Written problem> Please repeat all of the listing exactly.

[Stored items from a collection]
◇ ◇ ◇ ◇
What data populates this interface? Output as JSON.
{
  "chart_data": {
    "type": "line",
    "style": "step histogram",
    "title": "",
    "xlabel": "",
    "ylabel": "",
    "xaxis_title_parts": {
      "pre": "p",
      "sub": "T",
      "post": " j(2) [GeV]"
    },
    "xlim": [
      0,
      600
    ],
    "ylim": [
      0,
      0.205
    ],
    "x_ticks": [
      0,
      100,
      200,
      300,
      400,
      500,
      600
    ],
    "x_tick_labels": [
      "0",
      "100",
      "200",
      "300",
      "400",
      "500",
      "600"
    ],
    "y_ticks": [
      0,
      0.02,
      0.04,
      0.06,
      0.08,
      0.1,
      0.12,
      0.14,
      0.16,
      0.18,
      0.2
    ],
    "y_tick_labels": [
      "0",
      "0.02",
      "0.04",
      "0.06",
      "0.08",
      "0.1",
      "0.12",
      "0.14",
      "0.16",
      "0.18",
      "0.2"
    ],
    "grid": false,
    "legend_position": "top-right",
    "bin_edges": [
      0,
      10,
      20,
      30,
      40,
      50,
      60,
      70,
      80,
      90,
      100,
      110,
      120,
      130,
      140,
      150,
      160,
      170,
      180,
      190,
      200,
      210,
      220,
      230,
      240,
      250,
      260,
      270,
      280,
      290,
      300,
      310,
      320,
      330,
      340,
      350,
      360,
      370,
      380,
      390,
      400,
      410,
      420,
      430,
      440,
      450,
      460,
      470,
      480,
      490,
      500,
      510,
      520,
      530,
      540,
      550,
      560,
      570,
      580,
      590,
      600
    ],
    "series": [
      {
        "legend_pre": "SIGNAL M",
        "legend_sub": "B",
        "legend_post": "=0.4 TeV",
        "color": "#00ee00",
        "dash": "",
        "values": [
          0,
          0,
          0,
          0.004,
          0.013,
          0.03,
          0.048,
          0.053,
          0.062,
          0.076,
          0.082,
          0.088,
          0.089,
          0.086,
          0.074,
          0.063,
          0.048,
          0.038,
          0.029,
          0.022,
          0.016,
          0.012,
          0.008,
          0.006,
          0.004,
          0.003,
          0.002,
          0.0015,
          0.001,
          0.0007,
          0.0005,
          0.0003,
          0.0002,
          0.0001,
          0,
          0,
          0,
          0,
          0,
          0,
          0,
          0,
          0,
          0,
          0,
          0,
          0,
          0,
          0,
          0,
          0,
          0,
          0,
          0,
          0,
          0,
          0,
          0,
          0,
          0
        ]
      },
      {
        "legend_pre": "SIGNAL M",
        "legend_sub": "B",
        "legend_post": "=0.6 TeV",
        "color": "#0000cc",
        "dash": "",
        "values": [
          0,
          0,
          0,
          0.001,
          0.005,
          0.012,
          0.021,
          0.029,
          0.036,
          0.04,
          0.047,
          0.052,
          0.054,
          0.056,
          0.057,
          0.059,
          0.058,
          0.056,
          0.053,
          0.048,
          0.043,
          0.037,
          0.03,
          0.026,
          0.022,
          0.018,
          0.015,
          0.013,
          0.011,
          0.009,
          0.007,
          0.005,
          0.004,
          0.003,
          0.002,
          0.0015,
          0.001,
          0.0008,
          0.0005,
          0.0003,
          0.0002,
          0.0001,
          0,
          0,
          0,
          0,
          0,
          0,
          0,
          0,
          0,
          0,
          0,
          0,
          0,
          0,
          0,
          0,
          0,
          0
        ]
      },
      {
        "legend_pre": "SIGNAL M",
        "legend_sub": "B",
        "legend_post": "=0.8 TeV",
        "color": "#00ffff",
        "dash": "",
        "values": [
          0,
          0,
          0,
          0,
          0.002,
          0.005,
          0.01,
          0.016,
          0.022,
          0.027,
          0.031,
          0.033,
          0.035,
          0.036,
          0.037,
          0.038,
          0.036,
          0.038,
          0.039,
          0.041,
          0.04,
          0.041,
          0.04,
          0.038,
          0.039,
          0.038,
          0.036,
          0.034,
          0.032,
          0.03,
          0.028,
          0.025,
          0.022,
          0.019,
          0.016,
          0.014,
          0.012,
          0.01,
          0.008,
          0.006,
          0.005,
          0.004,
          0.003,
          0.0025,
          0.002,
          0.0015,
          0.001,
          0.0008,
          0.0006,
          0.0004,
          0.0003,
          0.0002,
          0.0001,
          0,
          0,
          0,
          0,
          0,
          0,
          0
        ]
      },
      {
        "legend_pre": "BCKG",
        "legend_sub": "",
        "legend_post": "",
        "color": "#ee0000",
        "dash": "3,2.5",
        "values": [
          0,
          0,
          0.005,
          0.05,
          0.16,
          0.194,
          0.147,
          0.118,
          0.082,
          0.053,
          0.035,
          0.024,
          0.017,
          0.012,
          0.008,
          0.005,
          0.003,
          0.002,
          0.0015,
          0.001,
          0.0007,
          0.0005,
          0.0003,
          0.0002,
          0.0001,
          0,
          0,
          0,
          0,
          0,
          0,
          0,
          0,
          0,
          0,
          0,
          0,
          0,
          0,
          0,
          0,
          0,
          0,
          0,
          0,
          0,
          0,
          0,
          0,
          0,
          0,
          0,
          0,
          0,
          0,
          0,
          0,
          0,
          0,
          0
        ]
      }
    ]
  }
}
◇ ◇ ◇ ◇
Result>
What data populates this interface? Output as JSON.
{
  "chart_data": {
    "type": "line",
    "style": "step histogram",
    "title": "",
    "xlabel": "",
    "ylabel": "",
    "xaxis_title_parts": {
      "pre": "p",
      "sub": "T",
      "post": " j(2) [GeV]"
    },
    "xlim": [
      0,
      600
    ],
    "ylim": [
      0,
      0.205
    ],
    "x_ticks": [
      0,
      100,
      200,
      300,
      400,
      500,
      600
    ],
    "x_tick_labels": [
      "0",
      "100",
      "200",
      "300",
      "400",
      "500",
      "600"
    ],
    "y_ticks": [
      0,
      0.02,
      0.04,
      0.06,
      0.08,
      0.1,
      0.12,
      0.14,
      0.16,
      0.18,
      0.2
    ],
    "y_tick_labels": [
      "0",
      "0.02",
      "0.04",
      "0.06",
      "0.08",
      "0.1",
      "0.12",
      "0.14",
      "0.16",
      "0.18",
      "0.2"
    ],
    "grid": false,
    "legend_position": "top-right",
    "bin_edges": [
      0,
      10,
      20,
      30,
      40,
      50,
      60,
      70,
      80,
      90,
      100,
      110,
      120,
      130,
      140,
      150,
      160,
      170,
      180,
      190,
      200,
      210,
      220,
      230,
      240,
      250,
      260,
      270,
      280,
      290,
      300,
      310,
      320,
      330,
      340,
      350,
      360,
      370,
      380,
      390,
      400,
      410,
      420,
      430,
      440,
      450,
      460,
      470,
      480,
      490,
      500,
      510,
      520,
      530,
      540,
      550,
      560,
      570,
      580,
      590,
      600
    ],
    "series": [
      {
        "legend_pre": "SIGNAL M",
        "legend_sub": "B",
        "legend_post": "=0.4 TeV",
        "color": "#00ee00",
        "dash": "",
        "values": [
          0,
          0,
          0,
          0.004,
          0.013,
          0.03,
          0.048,
          0.053,
          0.062,
          0.076,
          0.082,
          0.088,
          0.089,
          0.086,
          0.074,
          0.063,
          0.048,
          0.038,
          0.029,
          0.022,
          0.016,
          0.012,
          0.008,
          0.006,
          0.004,
          0.003,
          0.002,
          0.0015,
          0.001,
          0.0007,
          0.0005,
          0.0003,
          0.0002,
          0.0001,
          0,
          0,
          0,
          0,
          0,
          0,
          0,
          0,
          0,
          0,
          0,
          0,
          0,
          0,
          0,
          0,
          0,
          0,
          0,
          0,
          0,
          0,
          0,
          0,
          0,
          0
        ]
      },
      {
        "legend_pre": "SIGNAL M",
        "legend_sub": "B",
        "legend_post": "=0.6 TeV",
        "color": "#0000cc",
        "dash": "",
        "values": [
          0,
          0,
          0,
          0.001,
          0.005,
          0.012,
          0.021,
          0.029,
          0.036,
          0.04,
          0.047,
          0.052,
          0.054,
          0.056,
          0.057,
          0.059,
          0.058,
          0.056,
          0.053,
          0.048,
          0.043,
          0.037,
          0.03,
          0.026,
          0.022,
          0.018,
          0.015,
          0.013,
          0.011,
          0.009,
          0.007,
          0.005,
          0.004,
          0.003,
          0.002,
          0.0015,
          0.001,
          0.0008,
          0.0005,
          0.0003,
          0.0002,
          0.0001,
          0,
          0,
          0,
          0,
          0,
          0,
          0,
          0,
          0,
          0,
          0,
          0,
          0,
          0,
          0,
          0,
          0,
          0
        ]
      },
      {
        "legend_pre": "SIGNAL M",
        "legend_sub": "B",
        "legend_post": "=0.8 TeV",
        "color": "#00ffff",
        "dash": "",
        "values": [
          0,
          0,
          0,
          0,
          0.002,
          0.005,
          0.01,
          0.016,
          0.022,
          0.027,
          0.031,
          0.033,
          0.035,
          0.036,
          0.037,
          0.038,
          0.036,
          0.038,
          0.039,
          0.041,
          0.04,
          0.041,
          0.04,
          0.038,
          0.039,
          0.038,
          0.036,
          0.034,
          0.032,
          0.03,
          0.028,
          0.025,
          0.022,
          0.019,
          0.016,
          0.014,
          0.012,
          0.01,
          0.008,
          0.006,
          0.005,
          0.004,
          0.003,
          0.0025,
          0.002,
          0.0015,
          0.001,
          0.0008,
          0.0006,
          0.0004,
          0.0003,
          0.0002,
          0.0001,
          0,
          0,
          0,
          0,
          0,
          0,
          0
        ]
      },
      {
        "legend_pre": "BCKG",
        "legend_sub": "",
        "legend_post": "",
        "color": "#ee0000",
        "dash": "3,2.5",
        "values": [
          0,
          0,
          0.005,
          0.05,
          0.16,
          0.194,
          0.147,
          0.118,
          0.082,
          0.053,
          0.035,
          0.024,
          0.017,
          0.012,
          0.008,
          0.005,
          0.003,
          0.002,
          0.0015,
          0.001,
          0.0007,
          0.0005,
          0.0003,
          0.0002,
          0.0001,
          0,
          0,
          0,
          0,
          0,
          0,
          0,
          0,
          0,
          0,
          0,
          0,
          0,
          0,
          0,
          0,
          0,
          0,
          0,
          0,
          0,
          0,
          0,
          0,
          0,
          0,
          0,
          0,
          0,
          0,
          0,
          0,
          0,
          0,
          0
        ]
      }
    ]
  }
}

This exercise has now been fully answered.